╭─ Supplied data
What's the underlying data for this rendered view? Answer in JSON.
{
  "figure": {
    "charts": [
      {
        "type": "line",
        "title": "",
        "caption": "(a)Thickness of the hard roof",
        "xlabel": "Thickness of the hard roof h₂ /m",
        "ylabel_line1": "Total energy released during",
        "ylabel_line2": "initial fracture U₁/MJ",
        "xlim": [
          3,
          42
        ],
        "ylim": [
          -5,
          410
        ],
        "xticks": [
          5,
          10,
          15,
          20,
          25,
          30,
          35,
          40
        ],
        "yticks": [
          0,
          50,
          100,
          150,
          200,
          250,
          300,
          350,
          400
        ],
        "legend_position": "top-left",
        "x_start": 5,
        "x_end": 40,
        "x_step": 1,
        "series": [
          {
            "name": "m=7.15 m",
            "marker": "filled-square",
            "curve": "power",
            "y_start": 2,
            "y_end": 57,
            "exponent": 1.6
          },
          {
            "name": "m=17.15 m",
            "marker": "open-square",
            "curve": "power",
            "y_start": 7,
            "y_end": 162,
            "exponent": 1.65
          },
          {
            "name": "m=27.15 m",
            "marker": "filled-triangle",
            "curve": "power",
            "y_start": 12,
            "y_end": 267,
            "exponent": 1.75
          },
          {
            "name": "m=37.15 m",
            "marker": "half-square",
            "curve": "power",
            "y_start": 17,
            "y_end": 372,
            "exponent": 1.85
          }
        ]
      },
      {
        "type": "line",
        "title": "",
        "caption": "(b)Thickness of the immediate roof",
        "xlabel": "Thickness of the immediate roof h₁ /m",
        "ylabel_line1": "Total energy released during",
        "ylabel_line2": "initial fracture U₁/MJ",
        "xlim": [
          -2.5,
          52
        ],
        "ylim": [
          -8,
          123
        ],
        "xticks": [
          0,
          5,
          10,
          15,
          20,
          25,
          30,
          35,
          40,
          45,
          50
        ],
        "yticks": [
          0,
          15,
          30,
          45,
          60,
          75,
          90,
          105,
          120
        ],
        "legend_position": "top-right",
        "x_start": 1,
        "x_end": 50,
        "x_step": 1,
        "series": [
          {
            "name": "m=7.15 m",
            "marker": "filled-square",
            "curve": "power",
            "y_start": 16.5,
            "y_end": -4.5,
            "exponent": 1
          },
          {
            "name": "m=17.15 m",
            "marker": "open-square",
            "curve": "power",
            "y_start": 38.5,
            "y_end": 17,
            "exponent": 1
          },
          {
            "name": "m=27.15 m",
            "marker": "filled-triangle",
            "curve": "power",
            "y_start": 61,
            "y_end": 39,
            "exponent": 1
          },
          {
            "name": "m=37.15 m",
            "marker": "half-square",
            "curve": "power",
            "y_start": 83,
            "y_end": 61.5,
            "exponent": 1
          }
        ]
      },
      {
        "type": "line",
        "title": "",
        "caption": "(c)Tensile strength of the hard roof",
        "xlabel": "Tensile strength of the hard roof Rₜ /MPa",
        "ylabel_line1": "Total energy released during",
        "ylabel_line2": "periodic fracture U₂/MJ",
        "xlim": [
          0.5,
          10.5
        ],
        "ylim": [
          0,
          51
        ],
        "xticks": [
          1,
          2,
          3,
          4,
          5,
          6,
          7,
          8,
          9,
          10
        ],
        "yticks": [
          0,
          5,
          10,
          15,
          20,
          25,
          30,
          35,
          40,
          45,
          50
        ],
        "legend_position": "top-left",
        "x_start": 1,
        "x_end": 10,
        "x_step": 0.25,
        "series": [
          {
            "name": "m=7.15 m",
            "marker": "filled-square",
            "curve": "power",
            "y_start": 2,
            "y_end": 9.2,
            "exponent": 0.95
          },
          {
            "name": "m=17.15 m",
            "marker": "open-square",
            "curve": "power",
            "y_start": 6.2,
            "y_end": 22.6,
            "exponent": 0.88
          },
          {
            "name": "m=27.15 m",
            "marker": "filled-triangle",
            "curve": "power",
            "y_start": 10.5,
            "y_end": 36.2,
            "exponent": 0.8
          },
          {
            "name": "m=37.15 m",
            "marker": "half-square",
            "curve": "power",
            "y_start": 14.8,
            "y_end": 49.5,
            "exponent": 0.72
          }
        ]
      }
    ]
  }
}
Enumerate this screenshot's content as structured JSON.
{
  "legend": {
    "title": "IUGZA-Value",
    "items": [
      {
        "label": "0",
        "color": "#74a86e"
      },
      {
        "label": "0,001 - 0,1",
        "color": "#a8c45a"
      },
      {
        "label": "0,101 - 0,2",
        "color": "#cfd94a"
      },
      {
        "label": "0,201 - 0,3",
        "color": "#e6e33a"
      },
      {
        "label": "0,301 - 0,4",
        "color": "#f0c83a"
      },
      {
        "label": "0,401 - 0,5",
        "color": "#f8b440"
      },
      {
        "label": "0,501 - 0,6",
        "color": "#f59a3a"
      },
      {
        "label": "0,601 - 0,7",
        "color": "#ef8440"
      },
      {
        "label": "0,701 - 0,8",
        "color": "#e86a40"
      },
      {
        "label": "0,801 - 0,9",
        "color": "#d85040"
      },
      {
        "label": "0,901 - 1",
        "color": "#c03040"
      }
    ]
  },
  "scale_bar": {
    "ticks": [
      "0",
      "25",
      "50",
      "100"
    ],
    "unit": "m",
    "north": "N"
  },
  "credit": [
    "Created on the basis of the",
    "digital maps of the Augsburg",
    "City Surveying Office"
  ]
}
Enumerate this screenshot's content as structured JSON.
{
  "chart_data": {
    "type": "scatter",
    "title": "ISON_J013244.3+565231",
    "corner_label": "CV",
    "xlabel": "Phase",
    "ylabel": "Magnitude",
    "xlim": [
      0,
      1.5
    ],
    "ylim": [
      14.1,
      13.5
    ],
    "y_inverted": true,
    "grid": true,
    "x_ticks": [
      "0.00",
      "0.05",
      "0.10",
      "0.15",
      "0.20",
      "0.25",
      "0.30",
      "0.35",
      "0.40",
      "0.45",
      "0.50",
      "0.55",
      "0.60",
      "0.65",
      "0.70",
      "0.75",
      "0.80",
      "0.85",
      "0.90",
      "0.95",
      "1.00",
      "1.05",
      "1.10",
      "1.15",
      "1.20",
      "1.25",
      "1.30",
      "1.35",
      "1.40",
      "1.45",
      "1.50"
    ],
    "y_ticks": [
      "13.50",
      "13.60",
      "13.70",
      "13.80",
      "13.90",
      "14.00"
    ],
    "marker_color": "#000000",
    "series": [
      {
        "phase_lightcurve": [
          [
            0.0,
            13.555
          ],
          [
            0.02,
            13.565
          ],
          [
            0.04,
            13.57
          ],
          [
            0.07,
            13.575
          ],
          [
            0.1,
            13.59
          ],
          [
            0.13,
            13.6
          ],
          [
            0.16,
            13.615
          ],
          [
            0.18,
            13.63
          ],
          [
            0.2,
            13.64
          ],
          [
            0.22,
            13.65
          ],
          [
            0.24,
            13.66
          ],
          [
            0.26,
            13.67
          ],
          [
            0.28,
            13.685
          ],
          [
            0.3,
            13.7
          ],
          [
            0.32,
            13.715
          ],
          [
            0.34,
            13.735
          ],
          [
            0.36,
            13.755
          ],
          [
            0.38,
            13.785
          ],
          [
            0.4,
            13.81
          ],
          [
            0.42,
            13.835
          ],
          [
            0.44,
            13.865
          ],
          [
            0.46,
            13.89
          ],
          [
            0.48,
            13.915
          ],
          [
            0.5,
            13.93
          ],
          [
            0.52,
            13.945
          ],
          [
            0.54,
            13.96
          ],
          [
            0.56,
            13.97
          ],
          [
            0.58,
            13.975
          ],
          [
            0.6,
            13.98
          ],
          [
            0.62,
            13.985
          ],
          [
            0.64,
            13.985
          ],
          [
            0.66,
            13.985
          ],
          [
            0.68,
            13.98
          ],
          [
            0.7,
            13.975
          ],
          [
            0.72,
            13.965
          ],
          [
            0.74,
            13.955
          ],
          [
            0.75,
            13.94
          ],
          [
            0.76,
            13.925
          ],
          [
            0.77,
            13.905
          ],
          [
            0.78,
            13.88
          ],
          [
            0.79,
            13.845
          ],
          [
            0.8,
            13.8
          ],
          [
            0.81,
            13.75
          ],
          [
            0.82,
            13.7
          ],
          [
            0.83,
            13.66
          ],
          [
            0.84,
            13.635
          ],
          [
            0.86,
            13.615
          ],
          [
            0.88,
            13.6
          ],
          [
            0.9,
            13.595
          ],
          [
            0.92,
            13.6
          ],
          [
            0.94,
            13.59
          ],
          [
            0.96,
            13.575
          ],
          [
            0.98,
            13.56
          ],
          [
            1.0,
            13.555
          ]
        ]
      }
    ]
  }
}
╰─
In the entries above, identify each line that includes the string "Thickness", then copy it.

**Problem solution:**
        "caption": "(a)Thickness of the hard roof",
        "xlabel": "Thickness of the hard roof h₂ /m",
        "caption": "(b)Thickness of the immediate roof",
        "xlabel": "Thickness of the immediate roof h₁ /m",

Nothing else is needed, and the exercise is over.